Scan the data for "this" and copy the lines it appears in.

Records from a data collection
★ ★ ★

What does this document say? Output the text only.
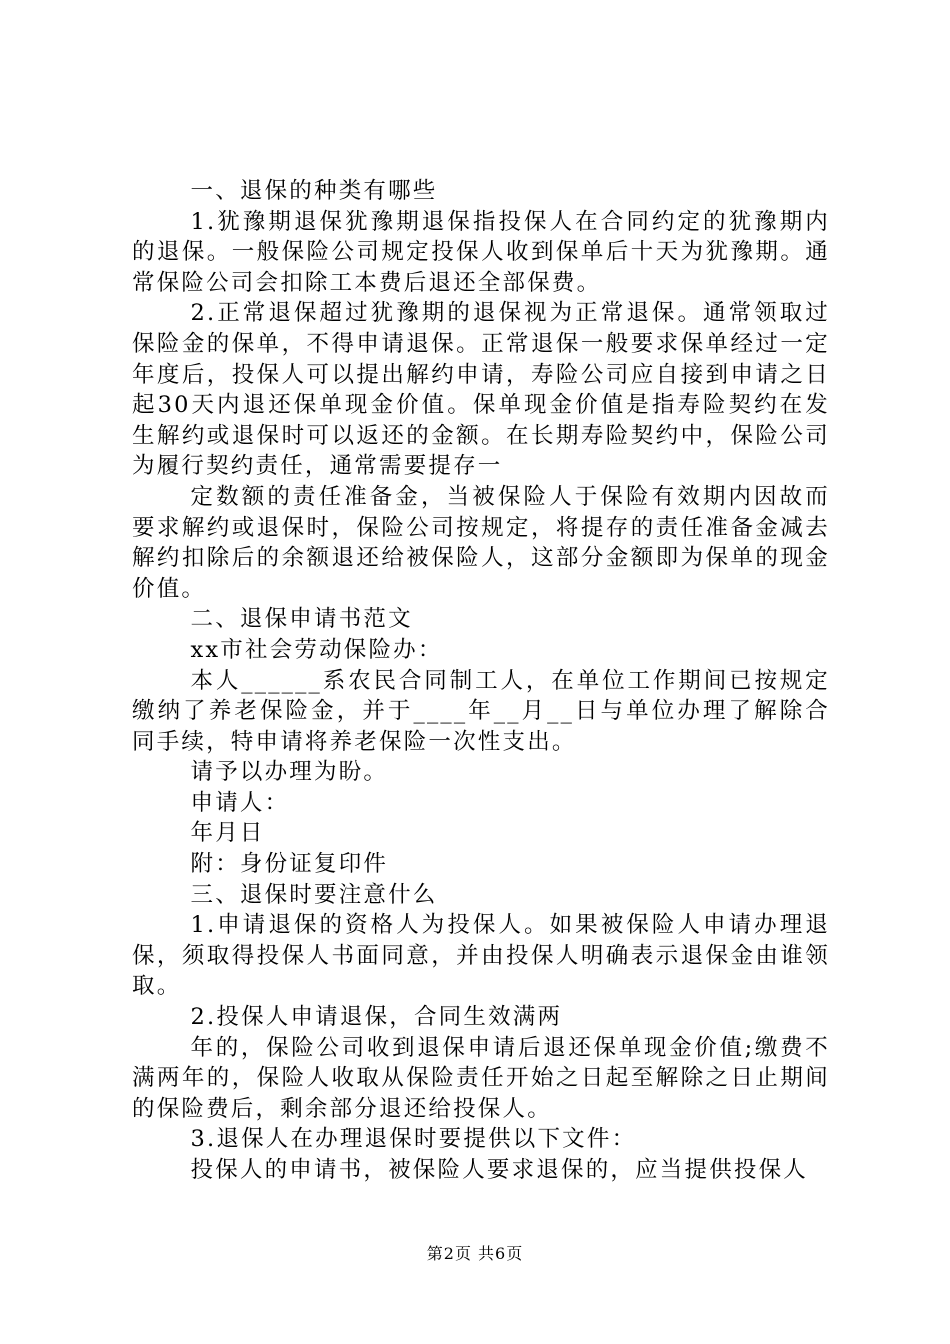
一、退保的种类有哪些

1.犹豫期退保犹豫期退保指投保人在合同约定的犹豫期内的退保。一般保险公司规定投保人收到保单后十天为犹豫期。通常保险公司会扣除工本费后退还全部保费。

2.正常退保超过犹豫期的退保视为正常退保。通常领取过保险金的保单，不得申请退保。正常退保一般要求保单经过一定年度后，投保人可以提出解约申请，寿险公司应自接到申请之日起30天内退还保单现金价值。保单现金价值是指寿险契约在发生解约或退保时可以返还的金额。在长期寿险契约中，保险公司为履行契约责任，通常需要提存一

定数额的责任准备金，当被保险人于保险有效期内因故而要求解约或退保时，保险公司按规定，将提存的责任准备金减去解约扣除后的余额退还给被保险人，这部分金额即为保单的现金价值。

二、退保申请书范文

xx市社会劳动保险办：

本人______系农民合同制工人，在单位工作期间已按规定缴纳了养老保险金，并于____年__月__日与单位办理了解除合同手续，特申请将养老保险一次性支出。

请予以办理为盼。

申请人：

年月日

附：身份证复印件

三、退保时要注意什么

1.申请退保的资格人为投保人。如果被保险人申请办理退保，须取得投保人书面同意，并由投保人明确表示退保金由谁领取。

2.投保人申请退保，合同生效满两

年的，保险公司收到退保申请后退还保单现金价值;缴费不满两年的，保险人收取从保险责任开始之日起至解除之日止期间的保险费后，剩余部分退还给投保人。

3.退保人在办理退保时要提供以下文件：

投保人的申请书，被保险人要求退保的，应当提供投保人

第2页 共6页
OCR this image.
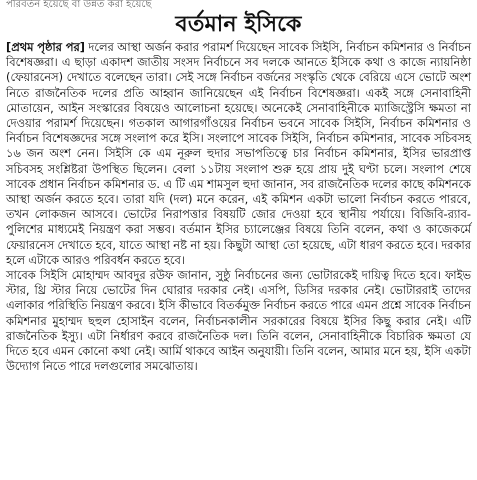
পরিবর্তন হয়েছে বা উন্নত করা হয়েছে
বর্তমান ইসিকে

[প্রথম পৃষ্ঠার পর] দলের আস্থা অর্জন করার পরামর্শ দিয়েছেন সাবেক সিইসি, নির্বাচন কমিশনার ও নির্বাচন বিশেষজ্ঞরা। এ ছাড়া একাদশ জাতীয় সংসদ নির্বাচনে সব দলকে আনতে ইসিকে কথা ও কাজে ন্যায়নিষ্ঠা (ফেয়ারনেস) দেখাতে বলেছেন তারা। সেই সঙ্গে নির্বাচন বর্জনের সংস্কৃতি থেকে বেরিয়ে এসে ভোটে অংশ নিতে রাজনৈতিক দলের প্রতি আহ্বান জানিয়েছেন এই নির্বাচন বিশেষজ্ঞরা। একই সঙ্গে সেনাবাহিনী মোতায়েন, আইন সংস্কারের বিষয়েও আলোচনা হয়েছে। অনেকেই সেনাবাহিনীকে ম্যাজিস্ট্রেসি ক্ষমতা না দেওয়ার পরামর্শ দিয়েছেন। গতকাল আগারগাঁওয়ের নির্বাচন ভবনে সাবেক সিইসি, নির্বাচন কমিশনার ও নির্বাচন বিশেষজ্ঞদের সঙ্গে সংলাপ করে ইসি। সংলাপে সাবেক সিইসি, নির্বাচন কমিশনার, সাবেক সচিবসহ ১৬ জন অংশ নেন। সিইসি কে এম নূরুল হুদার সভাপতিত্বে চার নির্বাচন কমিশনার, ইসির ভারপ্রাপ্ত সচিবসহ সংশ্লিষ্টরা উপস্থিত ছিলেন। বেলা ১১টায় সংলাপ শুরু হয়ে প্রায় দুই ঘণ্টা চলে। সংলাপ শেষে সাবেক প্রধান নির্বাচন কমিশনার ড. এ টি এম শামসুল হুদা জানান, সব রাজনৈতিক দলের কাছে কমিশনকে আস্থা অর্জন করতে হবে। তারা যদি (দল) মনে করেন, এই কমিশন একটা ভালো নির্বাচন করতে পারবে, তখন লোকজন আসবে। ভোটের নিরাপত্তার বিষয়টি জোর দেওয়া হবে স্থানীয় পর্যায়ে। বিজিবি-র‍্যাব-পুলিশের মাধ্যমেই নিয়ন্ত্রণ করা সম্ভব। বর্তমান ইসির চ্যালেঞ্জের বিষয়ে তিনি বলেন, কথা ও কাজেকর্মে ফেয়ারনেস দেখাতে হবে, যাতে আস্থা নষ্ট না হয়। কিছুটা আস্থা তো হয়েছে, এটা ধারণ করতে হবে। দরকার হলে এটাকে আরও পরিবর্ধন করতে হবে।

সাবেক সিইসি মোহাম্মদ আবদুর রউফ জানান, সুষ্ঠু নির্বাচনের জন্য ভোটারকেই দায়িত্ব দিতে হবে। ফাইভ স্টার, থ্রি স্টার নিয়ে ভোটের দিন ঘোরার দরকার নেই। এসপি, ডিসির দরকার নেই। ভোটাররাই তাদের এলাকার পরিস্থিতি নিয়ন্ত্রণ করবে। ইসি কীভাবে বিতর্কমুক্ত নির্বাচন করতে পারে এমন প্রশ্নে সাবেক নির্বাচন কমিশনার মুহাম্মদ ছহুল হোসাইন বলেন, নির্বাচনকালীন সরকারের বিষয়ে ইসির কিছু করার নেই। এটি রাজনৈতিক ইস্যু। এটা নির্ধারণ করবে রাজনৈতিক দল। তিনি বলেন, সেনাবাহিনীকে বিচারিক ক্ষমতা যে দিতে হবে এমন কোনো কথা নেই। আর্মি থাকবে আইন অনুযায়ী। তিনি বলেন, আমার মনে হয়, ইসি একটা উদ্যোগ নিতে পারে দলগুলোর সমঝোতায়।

★ ★ ★

> **The reply**
What does this document say? Output the text only.
OCR this image.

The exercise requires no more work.